→ EXERCISE AIM
Sort through the data and copy the lines holding the word "JSON".

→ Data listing
== == ==

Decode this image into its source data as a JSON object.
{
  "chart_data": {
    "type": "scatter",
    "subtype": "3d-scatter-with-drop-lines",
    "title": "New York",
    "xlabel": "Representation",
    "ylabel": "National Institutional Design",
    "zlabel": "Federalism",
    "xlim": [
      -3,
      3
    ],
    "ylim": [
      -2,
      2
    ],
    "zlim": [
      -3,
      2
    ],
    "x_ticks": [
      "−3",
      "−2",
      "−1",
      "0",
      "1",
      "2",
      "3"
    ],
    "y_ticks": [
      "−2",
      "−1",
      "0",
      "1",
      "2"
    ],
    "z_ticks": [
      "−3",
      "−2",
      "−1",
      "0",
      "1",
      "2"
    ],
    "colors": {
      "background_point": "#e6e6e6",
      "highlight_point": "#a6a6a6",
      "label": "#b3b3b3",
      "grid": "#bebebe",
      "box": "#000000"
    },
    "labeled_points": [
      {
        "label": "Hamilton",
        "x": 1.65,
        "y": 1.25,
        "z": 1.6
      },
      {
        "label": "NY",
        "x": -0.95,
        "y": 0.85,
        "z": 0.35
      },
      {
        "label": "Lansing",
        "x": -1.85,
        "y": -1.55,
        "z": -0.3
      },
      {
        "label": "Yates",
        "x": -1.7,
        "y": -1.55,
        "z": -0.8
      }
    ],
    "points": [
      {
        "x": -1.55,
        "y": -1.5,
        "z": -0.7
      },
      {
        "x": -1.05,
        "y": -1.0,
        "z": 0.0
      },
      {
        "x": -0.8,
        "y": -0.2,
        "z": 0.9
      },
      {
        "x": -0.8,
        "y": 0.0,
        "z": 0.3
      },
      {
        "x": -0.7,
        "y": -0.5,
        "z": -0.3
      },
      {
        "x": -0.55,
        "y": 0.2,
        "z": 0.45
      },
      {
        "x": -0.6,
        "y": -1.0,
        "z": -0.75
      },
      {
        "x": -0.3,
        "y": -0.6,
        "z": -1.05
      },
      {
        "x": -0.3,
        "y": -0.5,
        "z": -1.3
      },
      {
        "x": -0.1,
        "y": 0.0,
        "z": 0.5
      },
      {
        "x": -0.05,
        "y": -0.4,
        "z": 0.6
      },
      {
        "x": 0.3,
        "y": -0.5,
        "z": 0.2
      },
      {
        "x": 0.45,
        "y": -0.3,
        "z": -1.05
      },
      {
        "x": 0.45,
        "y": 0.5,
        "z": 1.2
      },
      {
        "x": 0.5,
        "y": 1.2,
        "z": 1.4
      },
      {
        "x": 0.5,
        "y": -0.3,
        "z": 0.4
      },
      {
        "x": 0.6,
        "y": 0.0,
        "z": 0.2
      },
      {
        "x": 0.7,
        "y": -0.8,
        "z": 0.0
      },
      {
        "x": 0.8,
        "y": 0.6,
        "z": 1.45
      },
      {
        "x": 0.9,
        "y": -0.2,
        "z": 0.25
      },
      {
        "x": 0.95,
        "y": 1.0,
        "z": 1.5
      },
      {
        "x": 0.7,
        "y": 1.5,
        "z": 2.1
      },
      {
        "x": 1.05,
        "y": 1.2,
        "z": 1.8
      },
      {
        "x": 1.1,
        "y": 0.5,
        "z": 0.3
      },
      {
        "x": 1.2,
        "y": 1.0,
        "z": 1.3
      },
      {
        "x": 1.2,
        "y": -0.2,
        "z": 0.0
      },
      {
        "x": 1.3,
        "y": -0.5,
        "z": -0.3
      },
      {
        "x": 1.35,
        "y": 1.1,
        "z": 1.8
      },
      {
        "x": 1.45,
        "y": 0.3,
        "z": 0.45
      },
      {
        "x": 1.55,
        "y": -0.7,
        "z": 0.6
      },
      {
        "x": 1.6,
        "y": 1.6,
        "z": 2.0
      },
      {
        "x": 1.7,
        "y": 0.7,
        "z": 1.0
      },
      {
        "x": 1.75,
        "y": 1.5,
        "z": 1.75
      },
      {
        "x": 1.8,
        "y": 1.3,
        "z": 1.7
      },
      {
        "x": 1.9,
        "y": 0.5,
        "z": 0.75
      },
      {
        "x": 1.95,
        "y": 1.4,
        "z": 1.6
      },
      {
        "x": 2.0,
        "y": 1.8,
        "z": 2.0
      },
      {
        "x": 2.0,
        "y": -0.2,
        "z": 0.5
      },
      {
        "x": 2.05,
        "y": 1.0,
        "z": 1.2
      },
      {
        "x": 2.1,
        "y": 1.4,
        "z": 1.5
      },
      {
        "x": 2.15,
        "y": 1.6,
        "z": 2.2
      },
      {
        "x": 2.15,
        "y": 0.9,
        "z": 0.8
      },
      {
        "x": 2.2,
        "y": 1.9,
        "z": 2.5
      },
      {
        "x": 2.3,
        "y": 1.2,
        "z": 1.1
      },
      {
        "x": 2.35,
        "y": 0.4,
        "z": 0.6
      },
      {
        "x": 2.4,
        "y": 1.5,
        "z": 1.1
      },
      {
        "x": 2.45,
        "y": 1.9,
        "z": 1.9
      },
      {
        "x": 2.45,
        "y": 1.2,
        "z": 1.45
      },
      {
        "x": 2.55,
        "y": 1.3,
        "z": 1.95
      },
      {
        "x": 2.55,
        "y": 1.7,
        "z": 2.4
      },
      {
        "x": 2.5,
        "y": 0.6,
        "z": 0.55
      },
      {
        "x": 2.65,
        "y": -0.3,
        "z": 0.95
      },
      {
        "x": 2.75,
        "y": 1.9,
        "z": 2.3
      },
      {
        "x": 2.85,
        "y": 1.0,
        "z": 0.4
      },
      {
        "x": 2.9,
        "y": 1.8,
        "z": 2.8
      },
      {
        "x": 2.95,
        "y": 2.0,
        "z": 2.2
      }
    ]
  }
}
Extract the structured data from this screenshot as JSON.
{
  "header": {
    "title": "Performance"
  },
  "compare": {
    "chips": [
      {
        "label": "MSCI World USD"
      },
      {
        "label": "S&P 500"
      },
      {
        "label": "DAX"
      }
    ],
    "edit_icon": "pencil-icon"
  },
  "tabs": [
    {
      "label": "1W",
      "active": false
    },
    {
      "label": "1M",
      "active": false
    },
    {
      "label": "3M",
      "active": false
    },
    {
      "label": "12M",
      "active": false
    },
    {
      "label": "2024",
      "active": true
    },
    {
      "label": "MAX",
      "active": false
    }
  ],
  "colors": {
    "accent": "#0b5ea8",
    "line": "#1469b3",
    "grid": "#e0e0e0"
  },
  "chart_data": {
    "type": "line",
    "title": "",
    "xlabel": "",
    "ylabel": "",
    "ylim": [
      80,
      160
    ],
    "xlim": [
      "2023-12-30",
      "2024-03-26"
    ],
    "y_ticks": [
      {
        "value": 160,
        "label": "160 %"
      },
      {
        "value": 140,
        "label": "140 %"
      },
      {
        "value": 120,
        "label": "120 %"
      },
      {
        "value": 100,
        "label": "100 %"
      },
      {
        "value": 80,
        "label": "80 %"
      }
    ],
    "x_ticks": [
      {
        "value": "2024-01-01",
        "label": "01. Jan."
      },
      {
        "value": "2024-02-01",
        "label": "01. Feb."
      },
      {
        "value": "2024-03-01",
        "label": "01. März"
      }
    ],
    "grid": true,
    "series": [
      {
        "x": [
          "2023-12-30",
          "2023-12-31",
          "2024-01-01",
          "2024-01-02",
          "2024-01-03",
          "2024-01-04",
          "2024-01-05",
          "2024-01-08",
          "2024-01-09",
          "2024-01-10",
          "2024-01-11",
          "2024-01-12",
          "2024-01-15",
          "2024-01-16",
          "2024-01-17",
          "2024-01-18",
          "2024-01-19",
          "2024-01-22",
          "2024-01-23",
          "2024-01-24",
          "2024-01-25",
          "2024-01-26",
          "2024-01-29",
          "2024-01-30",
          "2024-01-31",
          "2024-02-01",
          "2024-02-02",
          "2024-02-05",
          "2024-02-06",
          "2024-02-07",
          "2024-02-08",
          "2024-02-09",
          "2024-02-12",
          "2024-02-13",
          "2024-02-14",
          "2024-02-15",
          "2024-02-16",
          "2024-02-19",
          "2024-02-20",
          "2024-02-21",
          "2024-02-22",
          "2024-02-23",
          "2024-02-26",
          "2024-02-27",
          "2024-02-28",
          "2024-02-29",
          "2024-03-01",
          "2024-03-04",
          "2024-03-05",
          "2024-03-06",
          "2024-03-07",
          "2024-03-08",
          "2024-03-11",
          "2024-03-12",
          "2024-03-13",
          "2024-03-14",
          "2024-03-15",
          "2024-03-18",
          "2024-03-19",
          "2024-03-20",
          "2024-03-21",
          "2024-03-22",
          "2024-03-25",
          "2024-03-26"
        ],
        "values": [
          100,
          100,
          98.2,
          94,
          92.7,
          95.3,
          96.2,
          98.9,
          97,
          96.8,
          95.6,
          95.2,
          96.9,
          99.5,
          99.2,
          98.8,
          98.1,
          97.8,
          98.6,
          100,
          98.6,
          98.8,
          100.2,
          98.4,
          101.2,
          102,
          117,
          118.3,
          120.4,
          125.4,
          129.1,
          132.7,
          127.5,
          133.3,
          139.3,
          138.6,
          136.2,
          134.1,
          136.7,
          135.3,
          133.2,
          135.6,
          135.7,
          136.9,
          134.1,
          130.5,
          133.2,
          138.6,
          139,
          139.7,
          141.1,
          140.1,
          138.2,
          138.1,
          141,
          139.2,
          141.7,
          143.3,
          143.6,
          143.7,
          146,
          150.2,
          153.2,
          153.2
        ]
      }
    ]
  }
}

== == ==

→ ANSWER TO THIS PROBLEM
Decode this image into its source data as a JSON object.
Extract the structured data from this screenshot as JSON.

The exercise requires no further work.